## WRITTEN INSTRUCTION
Write the data out again, exactly as given.

## MATERIAL FOR THIS TASK
==============================
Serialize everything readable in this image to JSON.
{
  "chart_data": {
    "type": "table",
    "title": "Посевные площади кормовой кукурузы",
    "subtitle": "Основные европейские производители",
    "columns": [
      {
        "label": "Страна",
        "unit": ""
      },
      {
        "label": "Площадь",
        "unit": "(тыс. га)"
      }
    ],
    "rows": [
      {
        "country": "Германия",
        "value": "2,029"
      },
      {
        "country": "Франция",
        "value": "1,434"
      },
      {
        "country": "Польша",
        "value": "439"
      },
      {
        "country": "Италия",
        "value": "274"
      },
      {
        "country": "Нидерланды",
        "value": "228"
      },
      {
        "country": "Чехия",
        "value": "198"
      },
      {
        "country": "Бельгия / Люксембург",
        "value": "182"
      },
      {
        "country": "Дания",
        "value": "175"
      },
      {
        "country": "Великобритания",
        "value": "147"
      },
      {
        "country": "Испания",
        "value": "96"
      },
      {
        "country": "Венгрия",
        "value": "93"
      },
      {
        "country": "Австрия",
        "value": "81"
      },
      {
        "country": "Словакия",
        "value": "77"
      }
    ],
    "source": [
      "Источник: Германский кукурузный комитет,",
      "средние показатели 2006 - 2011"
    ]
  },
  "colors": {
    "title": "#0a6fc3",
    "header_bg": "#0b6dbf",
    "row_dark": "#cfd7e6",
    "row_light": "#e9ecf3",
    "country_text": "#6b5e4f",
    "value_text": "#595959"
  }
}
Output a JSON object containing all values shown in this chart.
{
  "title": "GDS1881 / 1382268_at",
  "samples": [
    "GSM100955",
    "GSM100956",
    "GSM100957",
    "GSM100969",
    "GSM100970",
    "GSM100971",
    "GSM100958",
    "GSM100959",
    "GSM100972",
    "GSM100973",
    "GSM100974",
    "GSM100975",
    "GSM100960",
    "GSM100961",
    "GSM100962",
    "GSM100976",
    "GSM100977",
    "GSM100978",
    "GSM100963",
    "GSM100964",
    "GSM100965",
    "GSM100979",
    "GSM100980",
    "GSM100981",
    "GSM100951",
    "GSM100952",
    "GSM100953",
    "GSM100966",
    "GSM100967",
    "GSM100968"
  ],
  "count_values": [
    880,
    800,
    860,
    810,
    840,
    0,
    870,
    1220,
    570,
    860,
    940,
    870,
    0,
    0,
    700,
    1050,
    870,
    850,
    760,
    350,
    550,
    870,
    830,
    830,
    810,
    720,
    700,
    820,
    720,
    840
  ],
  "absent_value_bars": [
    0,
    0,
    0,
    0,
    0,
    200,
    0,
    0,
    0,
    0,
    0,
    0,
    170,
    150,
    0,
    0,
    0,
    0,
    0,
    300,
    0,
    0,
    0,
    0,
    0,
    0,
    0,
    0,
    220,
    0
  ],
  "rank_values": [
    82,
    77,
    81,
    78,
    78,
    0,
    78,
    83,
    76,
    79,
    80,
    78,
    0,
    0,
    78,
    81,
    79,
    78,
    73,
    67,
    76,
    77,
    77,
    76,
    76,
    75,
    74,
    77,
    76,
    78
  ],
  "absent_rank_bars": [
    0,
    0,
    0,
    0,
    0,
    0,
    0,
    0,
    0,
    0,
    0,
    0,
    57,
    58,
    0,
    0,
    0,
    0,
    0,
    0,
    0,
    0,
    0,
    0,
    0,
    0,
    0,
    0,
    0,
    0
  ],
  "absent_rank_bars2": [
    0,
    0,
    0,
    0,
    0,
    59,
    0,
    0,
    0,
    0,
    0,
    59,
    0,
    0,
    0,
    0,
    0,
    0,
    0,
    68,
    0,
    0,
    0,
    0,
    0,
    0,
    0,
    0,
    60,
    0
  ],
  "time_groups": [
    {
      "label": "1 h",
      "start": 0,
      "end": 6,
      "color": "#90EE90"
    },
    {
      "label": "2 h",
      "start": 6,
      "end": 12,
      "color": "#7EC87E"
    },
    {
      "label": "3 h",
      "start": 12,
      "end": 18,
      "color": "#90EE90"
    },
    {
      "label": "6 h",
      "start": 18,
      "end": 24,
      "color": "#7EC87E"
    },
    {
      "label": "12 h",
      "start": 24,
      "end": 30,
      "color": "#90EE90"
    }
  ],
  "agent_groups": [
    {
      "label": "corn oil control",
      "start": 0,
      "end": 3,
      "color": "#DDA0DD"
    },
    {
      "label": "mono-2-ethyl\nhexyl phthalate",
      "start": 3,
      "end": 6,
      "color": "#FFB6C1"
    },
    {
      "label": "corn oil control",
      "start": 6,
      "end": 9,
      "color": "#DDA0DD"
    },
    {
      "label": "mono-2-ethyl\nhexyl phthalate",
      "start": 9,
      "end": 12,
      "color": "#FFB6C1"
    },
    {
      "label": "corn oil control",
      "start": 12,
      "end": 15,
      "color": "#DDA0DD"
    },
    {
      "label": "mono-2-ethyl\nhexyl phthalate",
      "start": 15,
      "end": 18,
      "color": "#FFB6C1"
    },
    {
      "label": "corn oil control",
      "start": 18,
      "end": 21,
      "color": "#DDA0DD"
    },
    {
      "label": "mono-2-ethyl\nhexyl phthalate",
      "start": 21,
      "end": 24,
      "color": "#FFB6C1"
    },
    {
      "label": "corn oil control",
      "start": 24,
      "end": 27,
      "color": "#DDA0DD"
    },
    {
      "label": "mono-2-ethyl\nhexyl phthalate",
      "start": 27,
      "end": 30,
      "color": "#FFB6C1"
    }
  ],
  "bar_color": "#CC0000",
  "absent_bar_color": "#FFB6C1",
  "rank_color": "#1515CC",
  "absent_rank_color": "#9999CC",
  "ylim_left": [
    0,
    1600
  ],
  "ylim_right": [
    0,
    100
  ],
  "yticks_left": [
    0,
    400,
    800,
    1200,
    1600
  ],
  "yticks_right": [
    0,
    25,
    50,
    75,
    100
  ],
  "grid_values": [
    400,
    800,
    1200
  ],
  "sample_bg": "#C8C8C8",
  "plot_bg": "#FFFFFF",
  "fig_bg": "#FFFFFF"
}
==============================
## EXERCISE OUTPUT
Serialize everything readable in this image to JSON.
{
  "chart_data": {
    "type": "table",
    "title": "Посевные площади кормовой кукурузы",
    "subtitle": "Основные европейские производители",
    "columns": [
      {
        "label": "Страна",
        "unit": ""
      },
      {
        "label": "Площадь",
        "unit": "(тыс. га)"
      }
    ],
    "rows": [
      {
        "country": "Германия",
        "value": "2,029"
      },
      {
        "country": "Франция",
        "value": "1,434"
      },
      {
        "country": "Польша",
        "value": "439"
      },
      {
        "country": "Италия",
        "value": "274"
      },
      {
        "country": "Нидерланды",
        "value": "228"
      },
      {
        "country": "Чехия",
        "value": "198"
      },
      {
        "country": "Бельгия / Люксембург",
        "value": "182"
      },
      {
        "country": "Дания",
        "value": "175"
      },
      {
        "country": "Великобритания",
        "value": "147"
      },
      {
        "country": "Испания",
        "value": "96"
      },
      {
        "country": "Венгрия",
        "value": "93"
      },
      {
        "country": "Австрия",
        "value": "81"
      },
      {
        "country": "Словакия",
        "value": "77"
      }
    ],
    "source": [
      "Источник: Германский кукурузный комитет,",
      "средние показатели 2006 - 2011"
    ]
  },
  "colors": {
    "title": "#0a6fc3",
    "header_bg": "#0b6dbf",
    "row_dark": "#cfd7e6",
    "row_light": "#e9ecf3",
    "country_text": "#6b5e4f",
    "value_text": "#595959"
  }
}
Output a JSON object containing all values shown in this chart.
{
  "title": "GDS1881 / 1382268_at",
  "samples": [
    "GSM100955",
    "GSM100956",
    "GSM100957",
    "GSM100969",
    "GSM100970",
    "GSM100971",
    "GSM100958",
    "GSM100959",
    "GSM100972",
    "GSM100973",
    "GSM100974",
    "GSM100975",
    "GSM100960",
    "GSM100961",
    "GSM100962",
    "GSM100976",
    "GSM100977",
    "GSM100978",
    "GSM100963",
    "GSM100964",
    "GSM100965",
    "GSM100979",
    "GSM100980",
    "GSM100981",
    "GSM100951",
    "GSM100952",
    "GSM100953",
    "GSM100966",
    "GSM100967",
    "GSM100968"
  ],
  "count_values": [
    880,
    800,
    860,
    810,
    840,
    0,
    870,
    1220,
    570,
    860,
    940,
    870,
    0,
    0,
    700,
    1050,
    870,
    850,
    760,
    350,
    550,
    870,
    830,
    830,
    810,
    720,
    700,
    820,
    720,
    840
  ],
  "absent_value_bars": [
    0,
    0,
    0,
    0,
    0,
    200,
    0,
    0,
    0,
    0,
    0,
    0,
    170,
    150,
    0,
    0,
    0,
    0,
    0,
    300,
    0,
    0,
    0,
    0,
    0,
    0,
    0,
    0,
    220,
    0
  ],
  "rank_values": [
    82,
    77,
    81,
    78,
    78,
    0,
    78,
    83,
    76,
    79,
    80,
    78,
    0,
    0,
    78,
    81,
    79,
    78,
    73,
    67,
    76,
    77,
    77,
    76,
    76,
    75,
    74,
    77,
    76,
    78
  ],
  "absent_rank_bars": [
    0,
    0,
    0,
    0,
    0,
    0,
    0,
    0,
    0,
    0,
    0,
    0,
    57,
    58,
    0,
    0,
    0,
    0,
    0,
    0,
    0,
    0,
    0,
    0,
    0,
    0,
    0,
    0,
    0,
    0
  ],
  "absent_rank_bars2": [
    0,
    0,
    0,
    0,
    0,
    59,
    0,
    0,
    0,
    0,
    0,
    59,
    0,
    0,
    0,
    0,
    0,
    0,
    0,
    68,
    0,
    0,
    0,
    0,
    0,
    0,
    0,
    0,
    60,
    0
  ],
  "time_groups": [
    {
      "label": "1 h",
      "start": 0,
      "end": 6,
      "color": "#90EE90"
    },
    {
      "label": "2 h",
      "start": 6,
      "end": 12,
      "color": "#7EC87E"
    },
    {
      "label": "3 h",
      "start": 12,
      "end": 18,
      "color": "#90EE90"
    },
    {
      "label": "6 h",
      "start": 18,
      "end": 24,
      "color": "#7EC87E"
    },
    {
      "label": "12 h",
      "start": 24,
      "end": 30,
      "color": "#90EE90"
    }
  ],
  "agent_groups": [
    {
      "label": "corn oil control",
      "start": 0,
      "end": 3,
      "color": "#DDA0DD"
    },
    {
      "label": "mono-2-ethyl\nhexyl phthalate",
      "start": 3,
      "end": 6,
      "color": "#FFB6C1"
    },
    {
      "label": "corn oil control",
      "start": 6,
      "end": 9,
      "color": "#DDA0DD"
    },
    {
      "label": "mono-2-ethyl\nhexyl phthalate",
      "start": 9,
      "end": 12,
      "color": "#FFB6C1"
    },
    {
      "label": "corn oil control",
      "start": 12,
      "end": 15,
      "color": "#DDA0DD"
    },
    {
      "label": "mono-2-ethyl\nhexyl phthalate",
      "start": 15,
      "end": 18,
      "color": "#FFB6C1"
    },
    {
      "label": "corn oil control",
      "start": 18,
      "end": 21,
      "color": "#DDA0DD"
    },
    {
      "label": "mono-2-ethyl\nhexyl phthalate",
      "start": 21,
      "end": 24,
      "color": "#FFB6C1"
    },
    {
      "label": "corn oil control",
      "start": 24,
      "end": 27,
      "color": "#DDA0DD"
    },
    {
      "label": "mono-2-ethyl\nhexyl phthalate",
      "start": 27,
      "end": 30,
      "color": "#FFB6C1"
    }
  ],
  "bar_color": "#CC0000",
  "absent_bar_color": "#FFB6C1",
  "rank_color": "#1515CC",
  "absent_rank_color": "#9999CC",
  "ylim_left": [
    0,
    1600
  ],
  "ylim_right": [
    0,
    100
  ],
  "yticks_left": [
    0,
    400,
    800,
    1200,
    1600
  ],
  "yticks_right": [
    0,
    25,
    50,
    75,
    100
  ],
  "grid_values": [
    400,
    800,
    1200
  ],
  "sample_bg": "#C8C8C8",
  "plot_bg": "#FFFFFF",
  "fig_bg": "#FFFFFF"
}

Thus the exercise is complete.